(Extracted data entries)
=====
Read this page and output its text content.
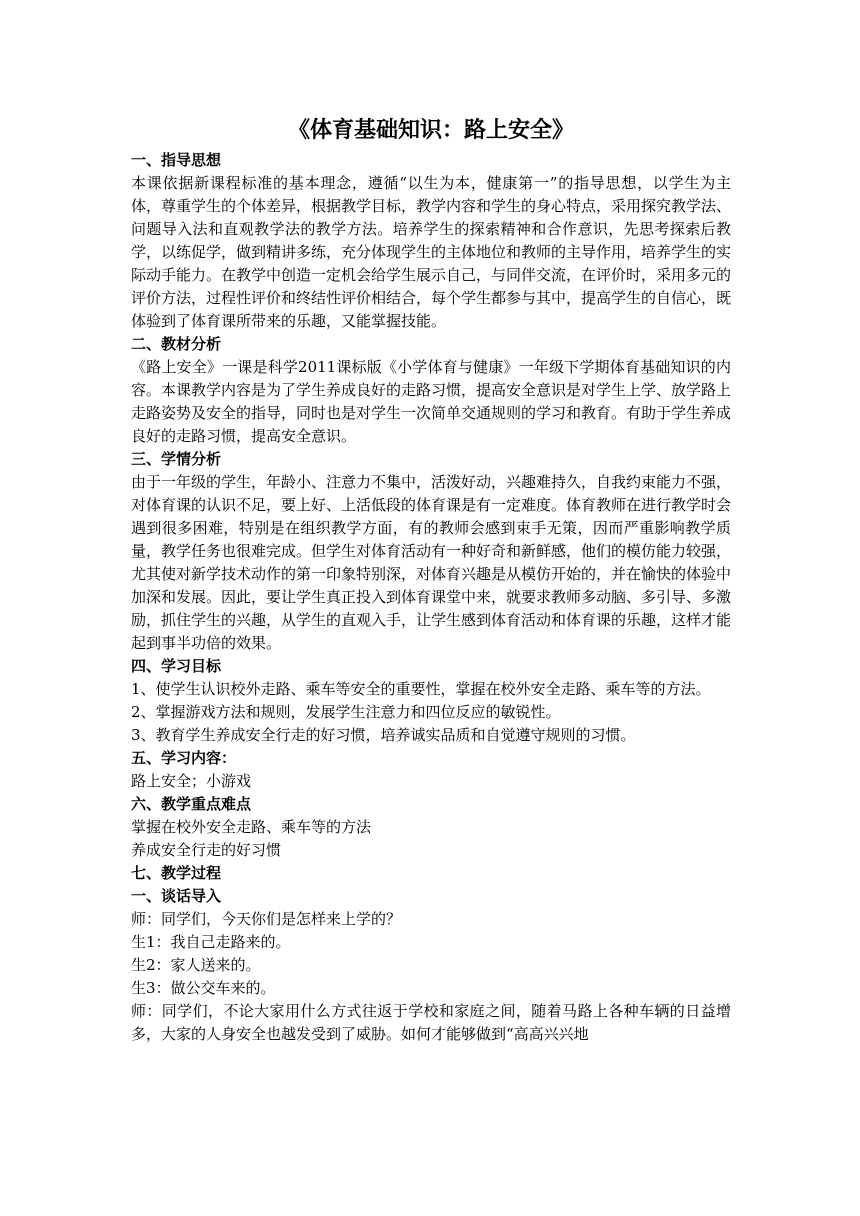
《体育基础知识：路上安全》
一、指导思想
本课依据新课程标准的基本理念，遵循“以生为本，健康第一”的指导思想，以学生为主体，尊重学生的个体差异，根据教学目标，教学内容和学生的身心特点，采用探究教学法、问题导入法和直观教学法的教学方法。培养学生的探索精神和合作意识，先思考探索后教学，以练促学，做到精讲多练，充分体现学生的主体地位和教师的主导作用，培养学生的实际动手能力。在教学中创造一定机会给学生展示自己，与同伴交流，在评价时，采用多元的评价方法，过程性评价和终结性评价相结合，每个学生都参与其中，提高学生的自信心，既体验到了体育课所带来的乐趣，又能掌握技能。
二、教材分析
《路上安全》一课是科学2011课标版《小学体育与健康》一年级下学期体育基础知识的内容。本课教学内容是为了学生养成良好的走路习惯，提高安全意识是对学生上学、放学路上走路姿势及安全的指导，同时也是对学生一次简单交通规则的学习和教育。有助于学生养成良好的走路习惯，提高安全意识。
三、学情分析
由于一年级的学生，年龄小、注意力不集中，活泼好动，兴趣难持久，自我约束能力不强，对体育课的认识不足，要上好、上活低段的体育课是有一定难度。体育教师在进行教学时会遇到很多困难，特别是在组织教学方面，有的教师会感到束手无策，因而严重影响教学质量，教学任务也很难完成。但学生对体育活动有一种好奇和新鲜感，他们的模仿能力较强，尤其使对新学技术动作的第一印象特别深，对体育兴趣是从模仿开始的，并在愉快的体验中加深和发展。因此，要让学生真正投入到体育课堂中来，就要求教师多动脑、多引导、多激励，抓住学生的兴趣，从学生的直观入手，让学生感到体育活动和体育课的乐趣，这样才能起到事半功倍的效果。
四、学习目标
1、使学生认识校外走路、乘车等安全的重要性，掌握在校外安全走路、乘车等的方法。
2、掌握游戏方法和规则，发展学生注意力和四位反应的敏锐性。
3、教育学生养成安全行走的好习惯，培养诚实品质和自觉遵守规则的习惯。
五、学习内容：
路上安全；小游戏
六、教学重点难点
掌握在校外安全走路、乘车等的方法
养成安全行走的好习惯
七、教学过程
一、谈话导入
师：同学们，今天你们是怎样来上学的？
生1：我自己走路来的。
生2：家人送来的。
生3：做公交车来的。
师：同学们，不论大家用什么方式往返于学校和家庭之间，随着马路上各种车辆的日益增多，大家的人身安全也越发受到了威胁。如何才能够做到“高高兴兴地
=====
-- WHAT YOU HAVE TO DO --
Your task is to repeat the data above exactly while excluding the pictures.

-- THE RESPONSE --
Read this page and output its text content.
《体育基础知识：路上安全》
一、指导思想
本课依据新课程标准的基本理念，遵循“以生为本，健康第一”的指导思想，以学生为主体，尊重学生的个体差异，根据教学目标，教学内容和学生的身心特点，采用探究教学法、问题导入法和直观教学法的教学方法。培养学生的探索精神和合作意识，先思考探索后教学，以练促学，做到精讲多练，充分体现学生的主体地位和教师的主导作用，培养学生的实际动手能力。在教学中创造一定机会给学生展示自己，与同伴交流，在评价时，采用多元的评价方法，过程性评价和终结性评价相结合，每个学生都参与其中，提高学生的自信心，既体验到了体育课所带来的乐趣，又能掌握技能。
二、教材分析
《路上安全》一课是科学2011课标版《小学体育与健康》一年级下学期体育基础知识的内容。本课教学内容是为了学生养成良好的走路习惯，提高安全意识是对学生上学、放学路上走路姿势及安全的指导，同时也是对学生一次简单交通规则的学习和教育。有助于学生养成良好的走路习惯，提高安全意识。
三、学情分析
由于一年级的学生，年龄小、注意力不集中，活泼好动，兴趣难持久，自我约束能力不强，对体育课的认识不足，要上好、上活低段的体育课是有一定难度。体育教师在进行教学时会遇到很多困难，特别是在组织教学方面，有的教师会感到束手无策，因而严重影响教学质量，教学任务也很难完成。但学生对体育活动有一种好奇和新鲜感，他们的模仿能力较强，尤其使对新学技术动作的第一印象特别深，对体育兴趣是从模仿开始的，并在愉快的体验中加深和发展。因此，要让学生真正投入到体育课堂中来，就要求教师多动脑、多引导、多激励，抓住学生的兴趣，从学生的直观入手，让学生感到体育活动和体育课的乐趣，这样才能起到事半功倍的效果。
四、学习目标
1、使学生认识校外走路、乘车等安全的重要性，掌握在校外安全走路、乘车等的方法。
2、掌握游戏方法和规则，发展学生注意力和四位反应的敏锐性。
3、教育学生养成安全行走的好习惯，培养诚实品质和自觉遵守规则的习惯。
五、学习内容：
路上安全；小游戏
六、教学重点难点
掌握在校外安全走路、乘车等的方法
养成安全行走的好习惯
七、教学过程
一、谈话导入
师：同学们，今天你们是怎样来上学的？
生1：我自己走路来的。
生2：家人送来的。
生3：做公交车来的。
师：同学们，不论大家用什么方式往返于学校和家庭之间，随着马路上各种车辆的日益增多，大家的人身安全也越发受到了威胁。如何才能够做到“高高兴兴地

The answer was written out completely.